**Exercise**
Only the number is wanted: how many lines hold the word "Giuđa"?

[Extracted data entries]
◇ ◇ ◇ ◇ ◇

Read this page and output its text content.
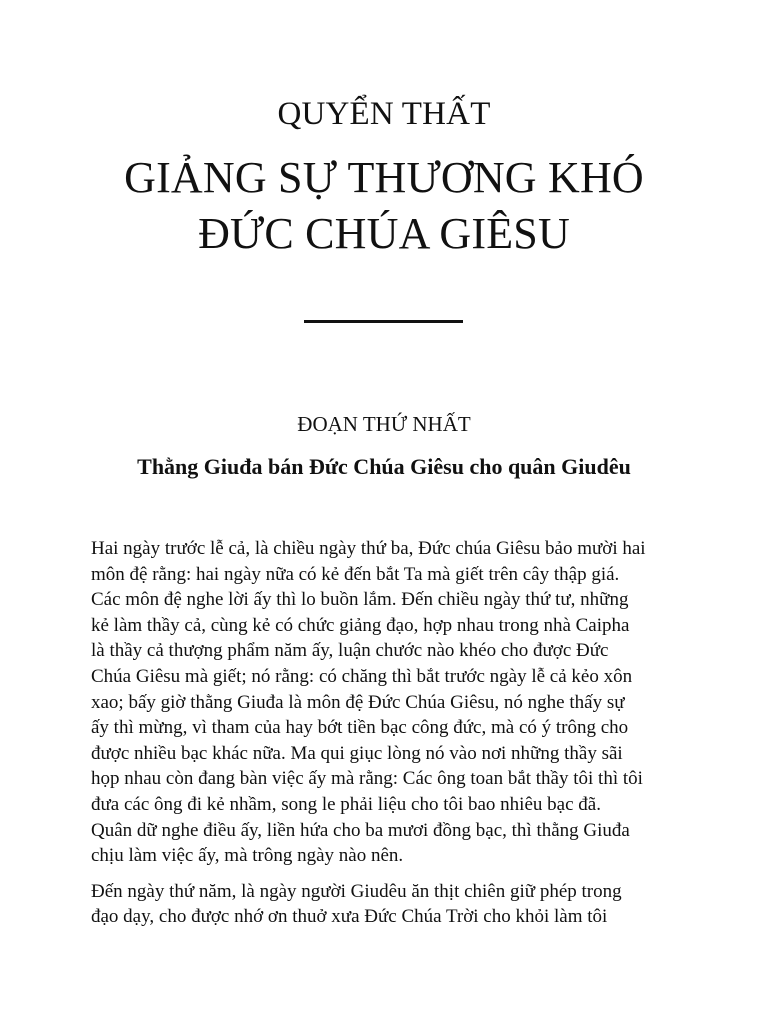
QUYỂN THẤT
GIẢNG SỰ THƯƠNG KHÓ
ĐỨC CHÚA GIÊSU
ĐOẠN THỨ NHẤT
Thằng Giuđa bán Đức Chúa Giêsu cho quân Giudêu
Hai ngày trước lễ cả, là chiều ngày thứ ba, Đức chúa Giêsu bảo mười hai
môn đệ rằng: hai ngày nữa có kẻ đến bắt Ta mà giết trên cây thập giá.
Các môn đệ nghe lời ấy thì lo buồn lắm. Đến chiều ngày thứ tư, những
kẻ làm thầy cả, cùng kẻ có chức giảng đạo, hợp nhau trong nhà Caipha
là thầy cả thượng phẩm năm ấy, luận chước nào khéo cho được Đức
Chúa Giêsu mà giết; nó rằng: có chăng thì bắt trước ngày lễ cả kẻo xôn
xao; bấy giờ thằng Giuđa là môn đệ Đức Chúa Giêsu, nó nghe thấy sự
ấy thì mừng, vì tham của hay bớt tiền bạc công đức, mà có ý trông cho
được nhiều bạc khác nữa. Ma qui giục lòng nó vào nơi những thầy sãi
họp nhau còn đang bàn việc ấy mà rằng: Các ông toan bắt thầy tôi thì tôi
đưa các ông đi kẻ nhầm, song le phải liệu cho tôi bao nhiêu bạc đã.
Quân dữ nghe điều ấy, liền hứa cho ba mươi đồng bạc, thì thằng Giuđa
chịu làm việc ấy, mà trông ngày nào nên.
Đến ngày thứ năm, là ngày người Giudêu ăn thịt chiên giữ phép trong
đạo dạy, cho được nhớ ơn thuở xưa Đức Chúa Trời cho khỏi làm tôi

◇ ◇ ◇ ◇ ◇

**Task response**
3